# Material
┄┄┄┄┄┄┄┄┄┄

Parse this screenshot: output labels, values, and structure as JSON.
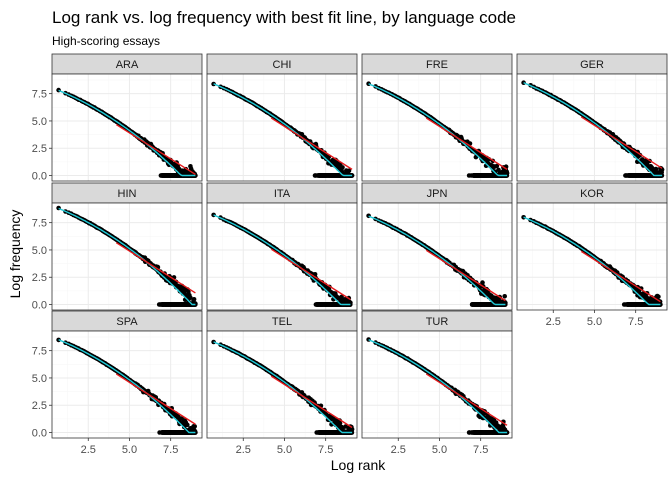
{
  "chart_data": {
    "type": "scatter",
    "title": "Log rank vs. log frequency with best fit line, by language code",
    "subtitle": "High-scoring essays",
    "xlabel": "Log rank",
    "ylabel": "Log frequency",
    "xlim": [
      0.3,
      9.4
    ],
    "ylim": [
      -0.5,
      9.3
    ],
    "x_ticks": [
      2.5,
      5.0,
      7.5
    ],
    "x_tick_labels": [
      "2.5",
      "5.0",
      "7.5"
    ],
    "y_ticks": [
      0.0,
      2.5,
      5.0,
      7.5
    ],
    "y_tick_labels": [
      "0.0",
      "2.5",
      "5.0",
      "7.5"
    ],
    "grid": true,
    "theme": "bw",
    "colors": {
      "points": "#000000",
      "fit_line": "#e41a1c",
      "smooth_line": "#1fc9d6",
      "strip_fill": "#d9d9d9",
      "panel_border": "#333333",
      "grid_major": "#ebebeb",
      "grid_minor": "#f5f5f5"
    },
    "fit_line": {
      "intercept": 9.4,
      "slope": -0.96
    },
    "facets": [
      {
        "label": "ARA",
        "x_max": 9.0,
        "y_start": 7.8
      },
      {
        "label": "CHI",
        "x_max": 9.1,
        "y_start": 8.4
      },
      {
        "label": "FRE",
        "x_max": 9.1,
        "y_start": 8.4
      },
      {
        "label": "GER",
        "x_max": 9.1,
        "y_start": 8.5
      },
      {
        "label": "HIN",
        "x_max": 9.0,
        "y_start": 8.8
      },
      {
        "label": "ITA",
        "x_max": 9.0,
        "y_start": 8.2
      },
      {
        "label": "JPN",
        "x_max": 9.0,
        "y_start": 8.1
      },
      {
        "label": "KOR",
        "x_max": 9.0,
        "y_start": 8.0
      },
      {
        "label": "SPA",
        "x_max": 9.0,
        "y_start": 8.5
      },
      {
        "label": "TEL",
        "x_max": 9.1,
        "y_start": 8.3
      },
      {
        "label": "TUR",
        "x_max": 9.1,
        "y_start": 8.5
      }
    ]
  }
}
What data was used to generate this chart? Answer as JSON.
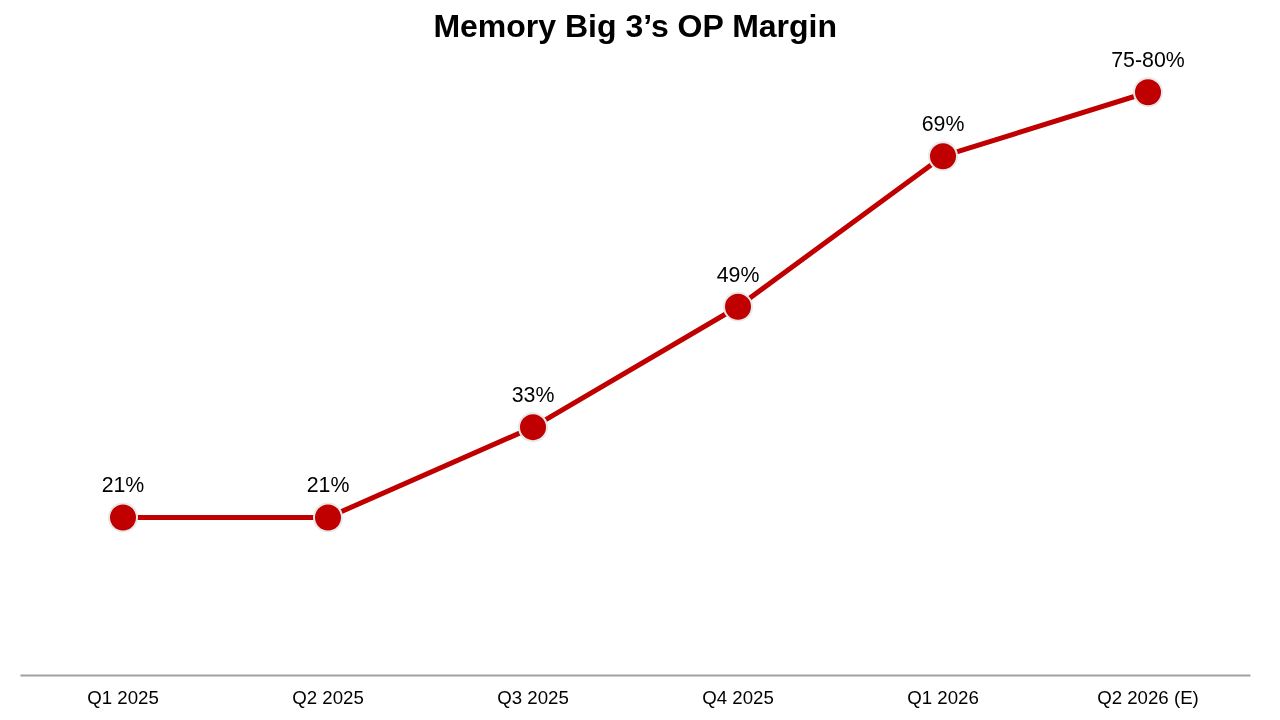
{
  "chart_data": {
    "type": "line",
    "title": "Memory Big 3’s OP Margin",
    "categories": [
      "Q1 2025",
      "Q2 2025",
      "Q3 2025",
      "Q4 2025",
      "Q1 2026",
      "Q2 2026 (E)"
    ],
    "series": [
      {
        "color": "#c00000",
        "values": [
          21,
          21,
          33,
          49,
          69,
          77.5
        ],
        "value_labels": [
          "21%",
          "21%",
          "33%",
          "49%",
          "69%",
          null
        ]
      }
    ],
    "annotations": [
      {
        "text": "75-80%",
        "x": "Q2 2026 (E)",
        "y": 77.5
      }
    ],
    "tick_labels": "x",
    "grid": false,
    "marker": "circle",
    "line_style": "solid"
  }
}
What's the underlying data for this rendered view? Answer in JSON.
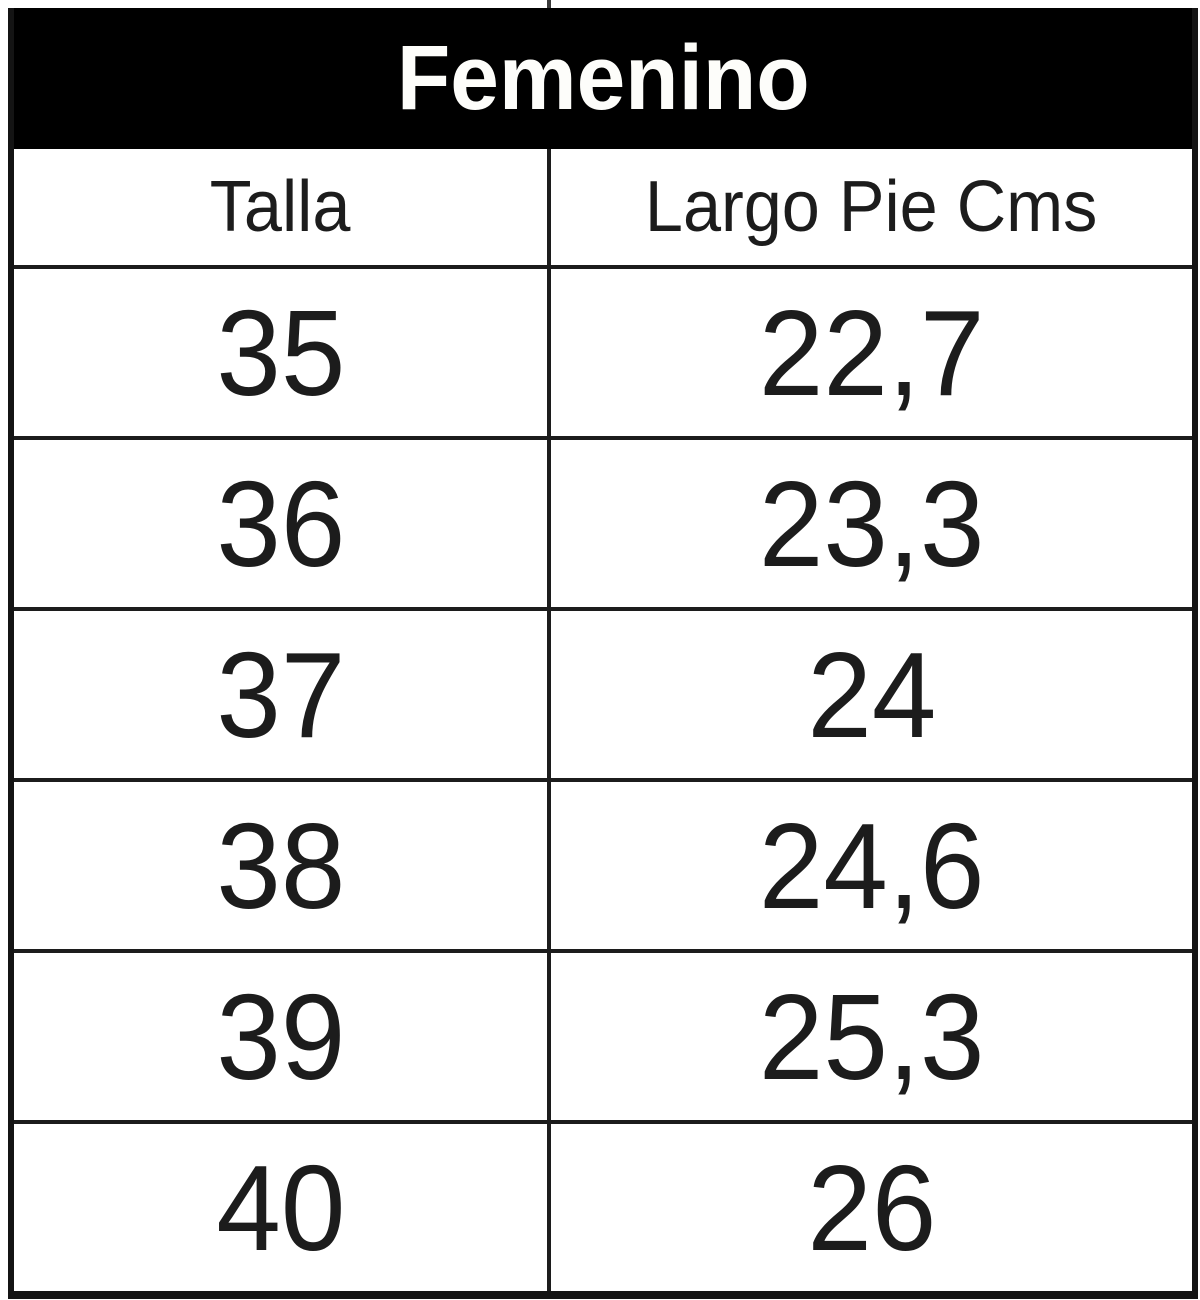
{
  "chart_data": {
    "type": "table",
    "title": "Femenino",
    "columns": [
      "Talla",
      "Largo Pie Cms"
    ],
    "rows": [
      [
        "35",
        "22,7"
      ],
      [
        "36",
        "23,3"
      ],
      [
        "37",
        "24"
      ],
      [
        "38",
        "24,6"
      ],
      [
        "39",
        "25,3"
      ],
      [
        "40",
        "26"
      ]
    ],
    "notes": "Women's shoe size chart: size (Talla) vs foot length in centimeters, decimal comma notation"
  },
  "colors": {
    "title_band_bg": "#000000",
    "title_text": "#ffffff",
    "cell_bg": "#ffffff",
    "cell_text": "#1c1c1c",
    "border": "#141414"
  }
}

┄┄┄┄┄┄┄┄┄┄

# What the exercise asks
In your copy of the listing above, reproduce each line exactly and omit all pictures.

# Written response
Parse this screenshot: output labels, values, and structure as JSON.
{
  "chart_data": {
    "type": "scatter",
    "title": "Log rank vs. log frequency with best fit line, by language code",
    "subtitle": "High-scoring essays",
    "xlabel": "Log rank",
    "ylabel": "Log frequency",
    "xlim": [
      0.3,
      9.4
    ],
    "ylim": [
      -0.5,
      9.3
    ],
    "x_ticks": [
      2.5,
      5.0,
      7.5
    ],
    "x_tick_labels": [
      "2.5",
      "5.0",
      "7.5"
    ],
    "y_ticks": [
      0.0,
      2.5,
      5.0,
      7.5
    ],
    "y_tick_labels": [
      "0.0",
      "2.5",
      "5.0",
      "7.5"
    ],
    "grid": true,
    "theme": "bw",
    "colors": {
      "points": "#000000",
      "fit_line": "#e41a1c",
      "smooth_line": "#1fc9d6",
      "strip_fill": "#d9d9d9",
      "panel_border": "#333333",
      "grid_major": "#ebebeb",
      "grid_minor": "#f5f5f5"
    },
    "fit_line": {
      "intercept": 9.4,
      "slope": -0.96
    },
    "facets": [
      {
        "label": "ARA",
        "x_max": 9.0,
        "y_start": 7.8
      },
      {
        "label": "CHI",
        "x_max": 9.1,
        "y_start": 8.4
      },
      {
        "label": "FRE",
        "x_max": 9.1,
        "y_start": 8.4
      },
      {
        "label": "GER",
        "x_max": 9.1,
        "y_start": 8.5
      },
      {
        "label": "HIN",
        "x_max": 9.0,
        "y_start": 8.8
      },
      {
        "label": "ITA",
        "x_max": 9.0,
        "y_start": 8.2
      },
      {
        "label": "JPN",
        "x_max": 9.0,
        "y_start": 8.1
      },
      {
        "label": "KOR",
        "x_max": 9.0,
        "y_start": 8.0
      },
      {
        "label": "SPA",
        "x_max": 9.0,
        "y_start": 8.5
      },
      {
        "label": "TEL",
        "x_max": 9.1,
        "y_start": 8.3
      },
      {
        "label": "TUR",
        "x_max": 9.1,
        "y_start": 8.5
      }
    ]
  }
}
What data was used to generate this chart? Answer as JSON.
{
  "chart_data": {
    "type": "line",
    "title": "Memory Big 3’s OP Margin",
    "categories": [
      "Q1 2025",
      "Q2 2025",
      "Q3 2025",
      "Q4 2025",
      "Q1 2026",
      "Q2 2026 (E)"
    ],
    "series": [
      {
        "color": "#c00000",
        "values": [
          21,
          21,
          33,
          49,
          69,
          77.5
        ],
        "value_labels": [
          "21%",
          "21%",
          "33%",
          "49%",
          "69%",
          null
        ]
      }
    ],
    "annotations": [
      {
        "text": "75-80%",
        "x": "Q2 2026 (E)",
        "y": 77.5
      }
    ],
    "tick_labels": "x",
    "grid": false,
    "marker": "circle",
    "line_style": "solid"
  }
}
What's the underlying data for this rendered view? Answer in JSON.
{
  "chart_data": {
    "type": "table",
    "title": "Femenino",
    "columns": [
      "Talla",
      "Largo Pie Cms"
    ],
    "rows": [
      [
        "35",
        "22,7"
      ],
      [
        "36",
        "23,3"
      ],
      [
        "37",
        "24"
      ],
      [
        "38",
        "24,6"
      ],
      [
        "39",
        "25,3"
      ],
      [
        "40",
        "26"
      ]
    ],
    "notes": "Women's shoe size chart: size (Talla) vs foot length in centimeters, decimal comma notation"
  },
  "colors": {
    "title_band_bg": "#000000",
    "title_text": "#ffffff",
    "cell_bg": "#ffffff",
    "cell_text": "#1c1c1c",
    "border": "#141414"
  }
}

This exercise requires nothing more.